■ What you have to do
Copy each line of the listing below exactly.
-- START Provided data --
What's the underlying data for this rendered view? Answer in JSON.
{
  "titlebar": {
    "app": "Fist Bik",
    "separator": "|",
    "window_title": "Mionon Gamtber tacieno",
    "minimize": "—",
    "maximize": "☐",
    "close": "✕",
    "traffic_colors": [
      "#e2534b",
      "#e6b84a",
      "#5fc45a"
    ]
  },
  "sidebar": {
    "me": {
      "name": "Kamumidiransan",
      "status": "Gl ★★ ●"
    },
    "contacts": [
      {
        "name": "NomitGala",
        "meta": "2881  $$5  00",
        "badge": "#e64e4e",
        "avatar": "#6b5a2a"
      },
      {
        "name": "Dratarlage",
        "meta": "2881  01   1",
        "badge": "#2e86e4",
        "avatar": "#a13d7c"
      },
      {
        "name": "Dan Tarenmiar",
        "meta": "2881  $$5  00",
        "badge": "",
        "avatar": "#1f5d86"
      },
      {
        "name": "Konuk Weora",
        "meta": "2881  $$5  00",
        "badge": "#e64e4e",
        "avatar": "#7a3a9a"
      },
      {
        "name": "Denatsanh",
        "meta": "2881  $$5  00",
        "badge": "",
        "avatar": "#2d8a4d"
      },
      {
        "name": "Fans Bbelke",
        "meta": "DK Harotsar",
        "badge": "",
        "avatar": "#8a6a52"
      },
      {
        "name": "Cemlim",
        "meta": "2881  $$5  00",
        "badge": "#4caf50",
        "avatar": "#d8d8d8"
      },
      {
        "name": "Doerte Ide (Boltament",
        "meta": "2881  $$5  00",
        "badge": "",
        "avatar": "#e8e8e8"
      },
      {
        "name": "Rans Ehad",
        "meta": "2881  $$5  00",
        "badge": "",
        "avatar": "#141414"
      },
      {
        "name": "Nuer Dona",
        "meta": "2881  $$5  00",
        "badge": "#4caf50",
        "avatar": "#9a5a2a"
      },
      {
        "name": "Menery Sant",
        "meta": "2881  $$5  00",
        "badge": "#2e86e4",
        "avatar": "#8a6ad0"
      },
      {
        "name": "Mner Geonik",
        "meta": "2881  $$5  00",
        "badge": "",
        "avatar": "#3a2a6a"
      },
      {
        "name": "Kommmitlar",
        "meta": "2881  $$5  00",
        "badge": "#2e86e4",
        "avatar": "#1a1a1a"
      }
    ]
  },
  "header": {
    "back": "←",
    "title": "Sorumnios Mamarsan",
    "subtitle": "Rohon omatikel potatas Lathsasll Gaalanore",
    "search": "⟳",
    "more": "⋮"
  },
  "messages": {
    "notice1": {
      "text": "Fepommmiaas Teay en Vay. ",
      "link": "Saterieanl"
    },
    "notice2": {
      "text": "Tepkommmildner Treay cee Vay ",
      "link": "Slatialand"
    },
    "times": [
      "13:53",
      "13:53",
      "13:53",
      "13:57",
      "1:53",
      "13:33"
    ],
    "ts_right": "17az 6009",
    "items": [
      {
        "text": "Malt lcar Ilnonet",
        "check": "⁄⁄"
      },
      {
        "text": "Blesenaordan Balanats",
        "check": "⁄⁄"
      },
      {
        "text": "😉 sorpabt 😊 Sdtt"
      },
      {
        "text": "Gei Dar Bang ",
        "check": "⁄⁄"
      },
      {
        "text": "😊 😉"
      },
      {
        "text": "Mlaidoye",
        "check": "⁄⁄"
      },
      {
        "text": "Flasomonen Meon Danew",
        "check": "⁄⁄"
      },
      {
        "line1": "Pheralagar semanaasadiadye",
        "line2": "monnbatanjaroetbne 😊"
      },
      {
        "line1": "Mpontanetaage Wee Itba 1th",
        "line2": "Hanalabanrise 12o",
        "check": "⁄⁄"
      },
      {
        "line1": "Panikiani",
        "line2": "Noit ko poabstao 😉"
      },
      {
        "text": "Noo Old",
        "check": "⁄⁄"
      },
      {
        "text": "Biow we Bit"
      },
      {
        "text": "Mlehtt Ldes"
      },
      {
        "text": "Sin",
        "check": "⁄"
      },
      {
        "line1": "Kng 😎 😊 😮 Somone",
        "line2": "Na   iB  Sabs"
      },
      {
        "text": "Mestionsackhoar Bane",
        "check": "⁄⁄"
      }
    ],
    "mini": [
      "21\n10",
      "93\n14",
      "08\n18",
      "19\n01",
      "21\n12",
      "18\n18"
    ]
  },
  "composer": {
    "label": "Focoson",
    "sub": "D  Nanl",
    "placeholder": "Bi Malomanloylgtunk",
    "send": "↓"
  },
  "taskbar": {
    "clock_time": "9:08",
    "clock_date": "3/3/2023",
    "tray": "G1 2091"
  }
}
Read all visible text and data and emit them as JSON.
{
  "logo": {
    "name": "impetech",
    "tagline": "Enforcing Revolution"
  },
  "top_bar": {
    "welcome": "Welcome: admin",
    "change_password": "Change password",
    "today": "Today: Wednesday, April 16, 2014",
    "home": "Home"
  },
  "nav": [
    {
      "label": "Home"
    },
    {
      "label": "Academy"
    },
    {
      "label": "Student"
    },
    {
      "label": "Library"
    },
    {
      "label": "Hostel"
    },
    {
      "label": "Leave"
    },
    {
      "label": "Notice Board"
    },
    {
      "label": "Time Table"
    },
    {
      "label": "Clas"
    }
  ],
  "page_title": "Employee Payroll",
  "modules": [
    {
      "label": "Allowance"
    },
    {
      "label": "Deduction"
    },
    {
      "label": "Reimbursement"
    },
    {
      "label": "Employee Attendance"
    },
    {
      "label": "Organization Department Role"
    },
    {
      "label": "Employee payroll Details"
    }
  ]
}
-- END Provided data --
■ Answer to this task
What's the underlying data for this rendered view? Answer in JSON.
{
  "titlebar": {
    "app": "Fist Bik",
    "separator": "|",
    "window_title": "Mionon Gamtber tacieno",
    "minimize": "—",
    "maximize": "☐",
    "close": "✕",
    "traffic_colors": [
      "#e2534b",
      "#e6b84a",
      "#5fc45a"
    ]
  },
  "sidebar": {
    "me": {
      "name": "Kamumidiransan",
      "status": "Gl ★★ ●"
    },
    "contacts": [
      {
        "name": "NomitGala",
        "meta": "2881  $$5  00",
        "badge": "#e64e4e",
        "avatar": "#6b5a2a"
      },
      {
        "name": "Dratarlage",
        "meta": "2881  01   1",
        "badge": "#2e86e4",
        "avatar": "#a13d7c"
      },
      {
        "name": "Dan Tarenmiar",
        "meta": "2881  $$5  00",
        "badge": "",
        "avatar": "#1f5d86"
      },
      {
        "name": "Konuk Weora",
        "meta": "2881  $$5  00",
        "badge": "#e64e4e",
        "avatar": "#7a3a9a"
      },
      {
        "name": "Denatsanh",
        "meta": "2881  $$5  00",
        "badge": "",
        "avatar": "#2d8a4d"
      },
      {
        "name": "Fans Bbelke",
        "meta": "DK Harotsar",
        "badge": "",
        "avatar": "#8a6a52"
      },
      {
        "name": "Cemlim",
        "meta": "2881  $$5  00",
        "badge": "#4caf50",
        "avatar": "#d8d8d8"
      },
      {
        "name": "Doerte Ide (Boltament",
        "meta": "2881  $$5  00",
        "badge": "",
        "avatar": "#e8e8e8"
      },
      {
        "name": "Rans Ehad",
        "meta": "2881  $$5  00",
        "badge": "",
        "avatar": "#141414"
      },
      {
        "name": "Nuer Dona",
        "meta": "2881  $$5  00",
        "badge": "#4caf50",
        "avatar": "#9a5a2a"
      },
      {
        "name": "Menery Sant",
        "meta": "2881  $$5  00",
        "badge": "#2e86e4",
        "avatar": "#8a6ad0"
      },
      {
        "name": "Mner Geonik",
        "meta": "2881  $$5  00",
        "badge": "",
        "avatar": "#3a2a6a"
      },
      {
        "name": "Kommmitlar",
        "meta": "2881  $$5  00",
        "badge": "#2e86e4",
        "avatar": "#1a1a1a"
      }
    ]
  },
  "header": {
    "back": "←",
    "title": "Sorumnios Mamarsan",
    "subtitle": "Rohon omatikel potatas Lathsasll Gaalanore",
    "search": "⟳",
    "more": "⋮"
  },
  "messages": {
    "notice1": {
      "text": "Fepommmiaas Teay en Vay. ",
      "link": "Saterieanl"
    },
    "notice2": {
      "text": "Tepkommmildner Treay cee Vay ",
      "link": "Slatialand"
    },
    "times": [
      "13:53",
      "13:53",
      "13:53",
      "13:57",
      "1:53",
      "13:33"
    ],
    "ts_right": "17az 6009",
    "items": [
      {
        "text": "Malt lcar Ilnonet",
        "check": "⁄⁄"
      },
      {
        "text": "Blesenaordan Balanats",
        "check": "⁄⁄"
      },
      {
        "text": "😉 sorpabt 😊 Sdtt"
      },
      {
        "text": "Gei Dar Bang ",
        "check": "⁄⁄"
      },
      {
        "text": "😊 😉"
      },
      {
        "text": "Mlaidoye",
        "check": "⁄⁄"
      },
      {
        "text": "Flasomonen Meon Danew",
        "check": "⁄⁄"
      },
      {
        "line1": "Pheralagar semanaasadiadye",
        "line2": "monnbatanjaroetbne 😊"
      },
      {
        "line1": "Mpontanetaage Wee Itba 1th",
        "line2": "Hanalabanrise 12o",
        "check": "⁄⁄"
      },
      {
        "line1": "Panikiani",
        "line2": "Noit ko poabstao 😉"
      },
      {
        "text": "Noo Old",
        "check": "⁄⁄"
      },
      {
        "text": "Biow we Bit"
      },
      {
        "text": "Mlehtt Ldes"
      },
      {
        "text": "Sin",
        "check": "⁄"
      },
      {
        "line1": "Kng 😎 😊 😮 Somone",
        "line2": "Na   iB  Sabs"
      },
      {
        "text": "Mestionsackhoar Bane",
        "check": "⁄⁄"
      }
    ],
    "mini": [
      "21\n10",
      "93\n14",
      "08\n18",
      "19\n01",
      "21\n12",
      "18\n18"
    ]
  },
  "composer": {
    "label": "Focoson",
    "sub": "D  Nanl",
    "placeholder": "Bi Malomanloylgtunk",
    "send": "↓"
  },
  "taskbar": {
    "clock_time": "9:08",
    "clock_date": "3/3/2023",
    "tray": "G1 2091"
  }
}
Read all visible text and data and emit them as JSON.
{
  "logo": {
    "name": "impetech",
    "tagline": "Enforcing Revolution"
  },
  "top_bar": {
    "welcome": "Welcome: admin",
    "change_password": "Change password",
    "today": "Today: Wednesday, April 16, 2014",
    "home": "Home"
  },
  "nav": [
    {
      "label": "Home"
    },
    {
      "label": "Academy"
    },
    {
      "label": "Student"
    },
    {
      "label": "Library"
    },
    {
      "label": "Hostel"
    },
    {
      "label": "Leave"
    },
    {
      "label": "Notice Board"
    },
    {
      "label": "Time Table"
    },
    {
      "label": "Clas"
    }
  ],
  "page_title": "Employee Payroll",
  "modules": [
    {
      "label": "Allowance"
    },
    {
      "label": "Deduction"
    },
    {
      "label": "Reimbursement"
    },
    {
      "label": "Employee Attendance"
    },
    {
      "label": "Organization Department Role"
    },
    {
      "label": "Employee payroll Details"
    }
  ]
}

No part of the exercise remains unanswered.